**Do this**
Give all of the lines again exactly as they read.

:::::

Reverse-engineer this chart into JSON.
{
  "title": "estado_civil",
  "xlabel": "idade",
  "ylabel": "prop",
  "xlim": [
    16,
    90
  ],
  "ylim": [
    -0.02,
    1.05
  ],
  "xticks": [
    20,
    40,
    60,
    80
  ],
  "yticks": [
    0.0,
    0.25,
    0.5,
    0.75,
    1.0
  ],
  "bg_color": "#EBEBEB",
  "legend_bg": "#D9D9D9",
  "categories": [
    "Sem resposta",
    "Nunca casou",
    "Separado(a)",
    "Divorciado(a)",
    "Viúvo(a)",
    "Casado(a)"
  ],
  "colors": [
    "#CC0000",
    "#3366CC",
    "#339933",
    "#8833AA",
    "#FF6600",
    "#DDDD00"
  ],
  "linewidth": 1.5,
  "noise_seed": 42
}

:::::

**Answer for the task**
Reverse-engineer this chart into JSON.
{
  "title": "estado_civil",
  "xlabel": "idade",
  "ylabel": "prop",
  "xlim": [
    16,
    90
  ],
  "ylim": [
    -0.02,
    1.05
  ],
  "xticks": [
    20,
    40,
    60,
    80
  ],
  "yticks": [
    0.0,
    0.25,
    0.5,
    0.75,
    1.0
  ],
  "bg_color": "#EBEBEB",
  "legend_bg": "#D9D9D9",
  "categories": [
    "Sem resposta",
    "Nunca casou",
    "Separado(a)",
    "Divorciado(a)",
    "Viúvo(a)",
    "Casado(a)"
  ],
  "colors": [
    "#CC0000",
    "#3366CC",
    "#339933",
    "#8833AA",
    "#FF6600",
    "#DDDD00"
  ],
  "linewidth": 1.5,
  "noise_seed": 42
}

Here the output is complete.